### RECORD SET

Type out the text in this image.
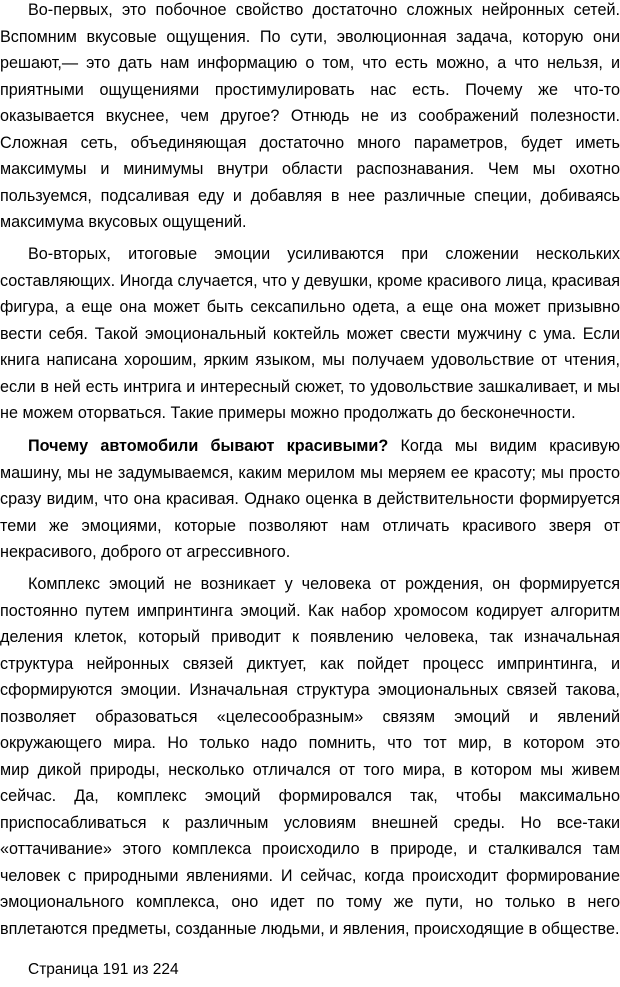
Во-первых, это побочное свойство достаточно сложных нейронных сетей.
Вспомним вкусовые ощущения. По сути, эволюционная задача, которую они
решают,— это дать нам информацию о том, что есть можно, а что нельзя, и
приятными ощущениями простимулировать нас есть. Почему же что-то
оказывается вкуснее, чем другое? Отнюдь не из соображений полезности.
Сложная сеть, объединяющая достаточно много параметров, будет иметь
максимумы и минимумы внутри области распознавания. Чем мы охотно
пользуемся, подсаливая еду и добавляя в нее различные специи, добиваясь
максимума вкусовых ощущений.
Во-вторых, итоговые эмоции усиливаются при сложении нескольких
составляющих. Иногда случается, что у девушки, кроме красивого лица, красивая
фигура, а еще она может быть сексапильно одета, а еще она может призывно
вести себя. Такой эмоциональный коктейль может свести мужчину с ума. Если
книга написана хорошим, ярким языком, мы получаем удовольствие от чтения,
если в ней есть интрига и интересный сюжет, то удовольствие зашкаливает, и мы
не можем оторваться. Такие примеры можно продолжать до бесконечности.
Почему автомобили бывают красивыми? Когда мы видим красивую
машину, мы не задумываемся, каким мерилом мы меряем ее красоту; мы просто
сразу видим, что она красивая. Однако оценка в действительности формируется
теми же эмоциями, которые позволяют нам отличать красивого зверя от
некрасивого, доброго от агрессивного.
Комплекс эмоций не возникает у человека от рождения, он формируется
постоянно путем импринтинга эмоций. Как набор хромосом кодирует алгоритм
деления клеток, который приводит к появлению человека, так изначальная
структура нейронных связей диктует, как пойдет процесс импринтинга, и
сформируются эмоции. Изначальная структура эмоциональных связей такова,
позволяет образоваться «целесообразным» связям эмоций и явлений
окружающего мира. Но только надо помнить, что тот мир, в котором это
мир дикой природы, несколько отличался от того мира, в котором мы живем
сейчас. Да, комплекс эмоций формировался так, чтобы максимально
приспосабливаться к различным условиям внешней среды. Но все-таки
«оттачивание» этого комплекса происходило в природе, и сталкивался там
человек с природными явлениями. И сейчас, когда происходит формирование
эмоционального комплекса, оно идет по тому же пути, но только в него
вплетаются предметы, созданные людьми, и явления, происходящие в обществе.
Страница 191 из 224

### EXERCISE AIM
Give only the count of lines in the data that include the string "может".

### FULL OUTPUT
2